[A run of records]
· · ·

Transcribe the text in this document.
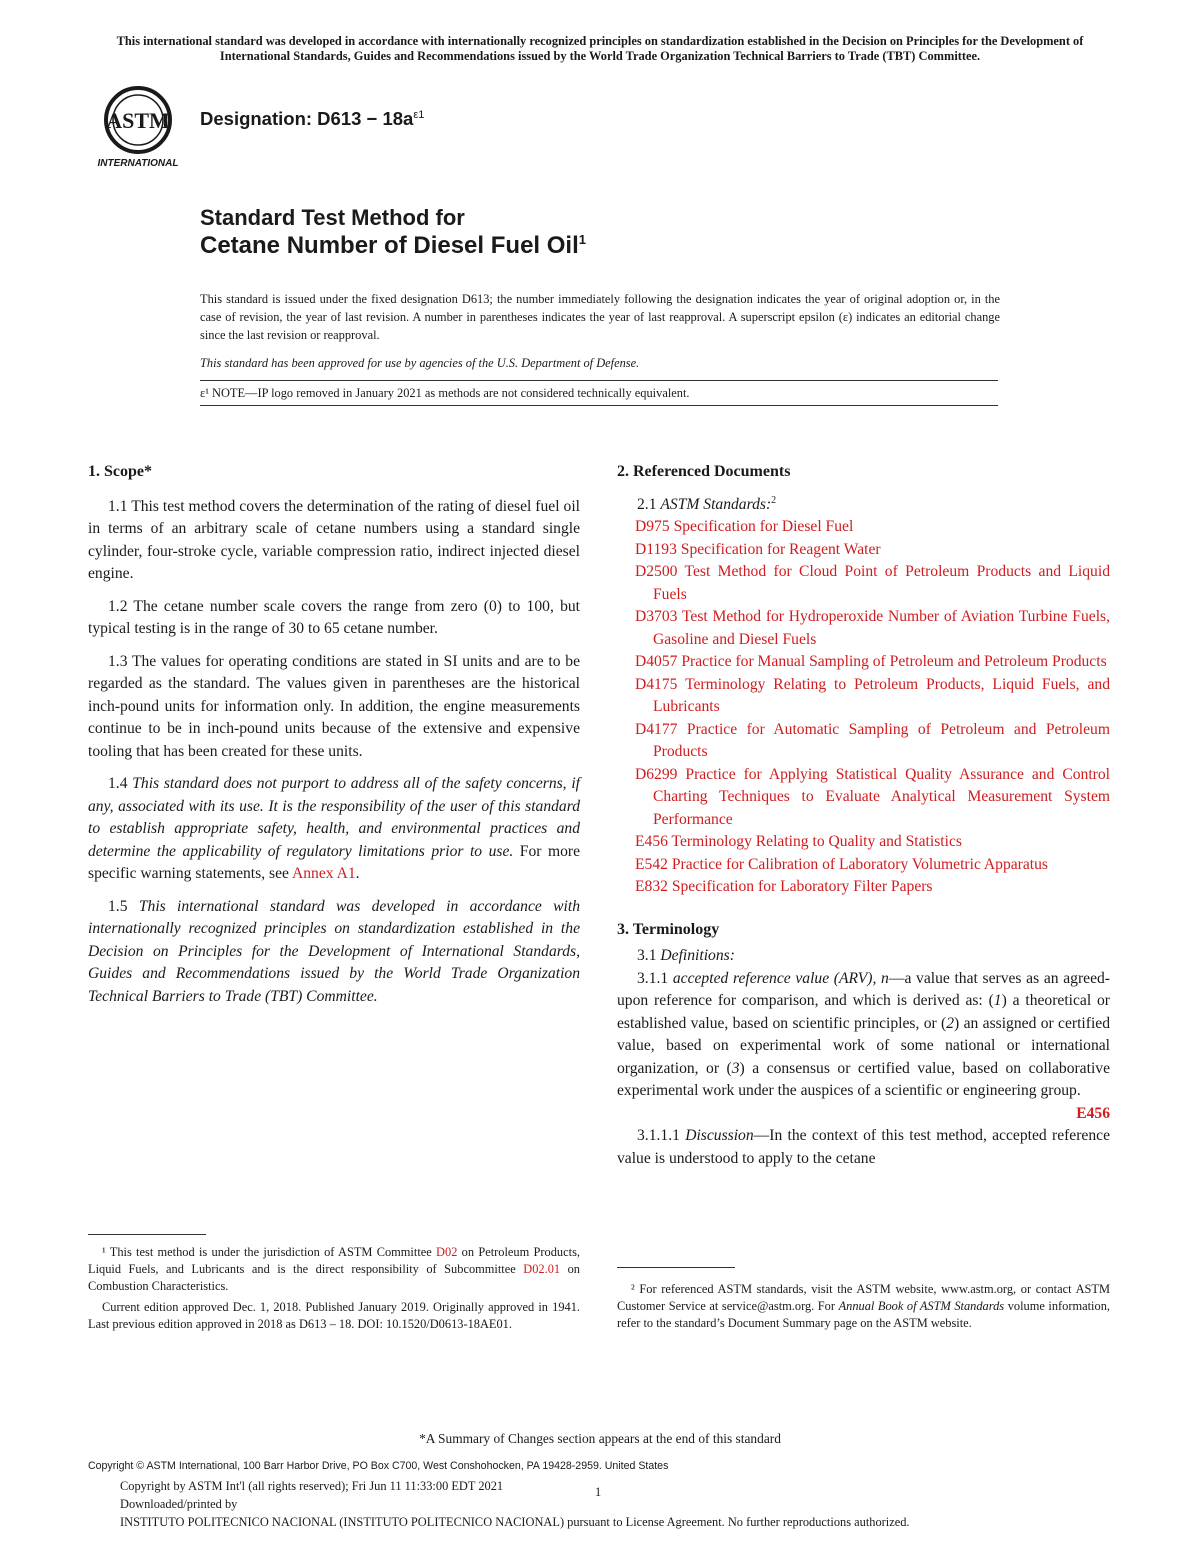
This international standard was developed in accordance with internationally recognized principles on standardization established in the Decision on Principles for the Development of International Standards, Guides and Recommendations issued by the World Trade Organization Technical Barriers to Trade (TBT) Committee.
ASTM
INTERNATIONAL
Designation: $D613 - 18a^{\varepsilon 1}$
Standard Test Method for
Cetane Number of Diesel Fuel Oil$^1$
This standard is issued under the fixed designation D613; the number immediately following the designation indicates the year of original adoption or, in the case of revision, the year of last revision. A number in parentheses indicates the year of last reapproval. A superscript epsilon (ε) indicates an editorial change since the last revision or reapproval.
This standard has been approved for use by agencies of the U.S. Department of Defense.
ε¹ NOTE—IP logo removed in January 2021 as methods are not considered technically equivalent.
1. Scope*

1.1 This test method covers the determination of the rating of diesel fuel oil in terms of an arbitrary scale of cetane numbers using a standard single cylinder, four-stroke cycle, variable compression ratio, indirect injected diesel engine.

1.2 The cetane number scale covers the range from zero (0) to 100, but typical testing is in the range of 30 to 65 cetane number.

1.3 The values for operating conditions are stated in SI units and are to be regarded as the standard. The values given in parentheses are the historical inch-pound units for information only. In addition, the engine measurements continue to be in inch-pound units because of the extensive and expensive tooling that has been created for these units.

1.4 This standard does not purport to address all of the safety concerns, if any, associated with its use. It is the responsibility of the user of this standard to establish appropriate safety, health, and environmental practices and determine the applicability of regulatory limitations prior to use. For more specific warning statements, see Annex A1.

1.5 This international standard was developed in accordance with internationally recognized principles on standardization established in the Decision on Principles for the Development of International Standards, Guides and Recommendations issued by the World Trade Organization Technical Barriers to Trade (TBT) Committee.

¹ This test method is under the jurisdiction of ASTM Committee D02 on Petroleum Products, Liquid Fuels, and Lubricants and is the direct responsibility of Subcommittee D02.01 on Combustion Characteristics.
Current edition approved Dec. 1, 2018. Published January 2019. Originally approved in 1941. Last previous edition approved in 2018 as D613 – 18. DOI: 10.1520/D0613-18AE01.
2. Referenced Documents
2.1 ASTM Standards:$^2$

D975 Specification for Diesel Fuel

D1193 Specification for Reagent Water

D2500 Test Method for Cloud Point of Petroleum Products and Liquid Fuels

D3703 Test Method for Hydroperoxide Number of Aviation Turbine Fuels, Gasoline and Diesel Fuels

D4057 Practice for Manual Sampling of Petroleum and Petroleum Products

D4175 Terminology Relating to Petroleum Products, Liquid Fuels, and Lubricants

D4177 Practice for Automatic Sampling of Petroleum and Petroleum Products

D6299 Practice for Applying Statistical Quality Assurance and Control Charting Techniques to Evaluate Analytical Measurement System Performance

E456 Terminology Relating to Quality and Statistics

E542 Practice for Calibration of Laboratory Volumetric Apparatus

E832 Specification for Laboratory Filter Papers

3. Terminology
3.1 Definitions:

3.1.1 accepted reference value (ARV), n—a value that serves as an agreed-upon reference for comparison, and which is derived as: (1) a theoretical or established value, based on scientific principles, or (2) an assigned or certified value, based on experimental work of some national or international organization, or (3) a consensus or certified value, based on collaborative experimental work under the auspices of a scientific or engineering group.
E456

3.1.1.1 Discussion—In the context of this test method, accepted reference value is understood to apply to the cetane

² For referenced ASTM standards, visit the ASTM website, www.astm.org, or contact ASTM Customer Service at service@astm.org. For Annual Book of ASTM Standards volume information, refer to the standard’s Document Summary page on the ASTM website.
*A Summary of Changes section appears at the end of this standard
Copyright © ASTM International, 100 Barr Harbor Drive, PO Box C700, West Conshohocken, PA 19428-2959. United States
Copyright by ASTM Int'l (all rights reserved); Fri Jun 11 11:33:00 EDT 2021	1
Downloaded/printed by
INSTITUTO POLITECNICO NACIONAL (INSTITUTO POLITECNICO NACIONAL) pursuant to License Agreement. No further reproductions authorized.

· · ·

**TASK PROMPT**: Give the data above again in full and unchanged, skipping the pictures.

**FULL ANSWER**:
Transcribe the text in this document.
This international standard was developed in accordance with internationally recognized principles on standardization established in the Decision on Principles for the Development of International Standards, Guides and Recommendations issued by the World Trade Organization Technical Barriers to Trade (TBT) Committee.
ASTM
INTERNATIONAL
Designation: $D613 - 18a^{\varepsilon 1}$
Standard Test Method for
Cetane Number of Diesel Fuel Oil$^1$
This standard is issued under the fixed designation D613; the number immediately following the designation indicates the year of original adoption or, in the case of revision, the year of last revision. A number in parentheses indicates the year of last reapproval. A superscript epsilon (ε) indicates an editorial change since the last revision or reapproval.
This standard has been approved for use by agencies of the U.S. Department of Defense.
ε¹ NOTE—IP logo removed in January 2021 as methods are not considered technically equivalent.
1. Scope*

1.1 This test method covers the determination of the rating of diesel fuel oil in terms of an arbitrary scale of cetane numbers using a standard single cylinder, four-stroke cycle, variable compression ratio, indirect injected diesel engine.

1.2 The cetane number scale covers the range from zero (0) to 100, but typical testing is in the range of 30 to 65 cetane number.

1.3 The values for operating conditions are stated in SI units and are to be regarded as the standard. The values given in parentheses are the historical inch-pound units for information only. In addition, the engine measurements continue to be in inch-pound units because of the extensive and expensive tooling that has been created for these units.

1.4 This standard does not purport to address all of the safety concerns, if any, associated with its use. It is the responsibility of the user of this standard to establish appropriate safety, health, and environmental practices and determine the applicability of regulatory limitations prior to use. For more specific warning statements, see Annex A1.

1.5 This international standard was developed in accordance with internationally recognized principles on standardization established in the Decision on Principles for the Development of International Standards, Guides and Recommendations issued by the World Trade Organization Technical Barriers to Trade (TBT) Committee.

¹ This test method is under the jurisdiction of ASTM Committee D02 on Petroleum Products, Liquid Fuels, and Lubricants and is the direct responsibility of Subcommittee D02.01 on Combustion Characteristics.
Current edition approved Dec. 1, 2018. Published January 2019. Originally approved in 1941. Last previous edition approved in 2018 as D613 – 18. DOI: 10.1520/D0613-18AE01.
2. Referenced Documents
2.1 ASTM Standards:$^2$

D975 Specification for Diesel Fuel

D1193 Specification for Reagent Water

D2500 Test Method for Cloud Point of Petroleum Products and Liquid Fuels

D3703 Test Method for Hydroperoxide Number of Aviation Turbine Fuels, Gasoline and Diesel Fuels

D4057 Practice for Manual Sampling of Petroleum and Petroleum Products

D4175 Terminology Relating to Petroleum Products, Liquid Fuels, and Lubricants

D4177 Practice for Automatic Sampling of Petroleum and Petroleum Products

D6299 Practice for Applying Statistical Quality Assurance and Control Charting Techniques to Evaluate Analytical Measurement System Performance

E456 Terminology Relating to Quality and Statistics

E542 Practice for Calibration of Laboratory Volumetric Apparatus

E832 Specification for Laboratory Filter Papers

3. Terminology
3.1 Definitions:

3.1.1 accepted reference value (ARV), n—a value that serves as an agreed-upon reference for comparison, and which is derived as: (1) a theoretical or established value, based on scientific principles, or (2) an assigned or certified value, based on experimental work of some national or international organization, or (3) a consensus or certified value, based on collaborative experimental work under the auspices of a scientific or engineering group.
E456

3.1.1.1 Discussion—In the context of this test method, accepted reference value is understood to apply to the cetane

² For referenced ASTM standards, visit the ASTM website, www.astm.org, or contact ASTM Customer Service at service@astm.org. For Annual Book of ASTM Standards volume information, refer to the standard’s Document Summary page on the ASTM website.
*A Summary of Changes section appears at the end of this standard
Copyright © ASTM International, 100 Barr Harbor Drive, PO Box C700, West Conshohocken, PA 19428-2959. United States
Copyright by ASTM Int'l (all rights reserved); Fri Jun 11 11:33:00 EDT 2021	1
Downloaded/printed by
INSTITUTO POLITECNICO NACIONAL (INSTITUTO POLITECNICO NACIONAL) pursuant to License Agreement. No further reproductions authorized.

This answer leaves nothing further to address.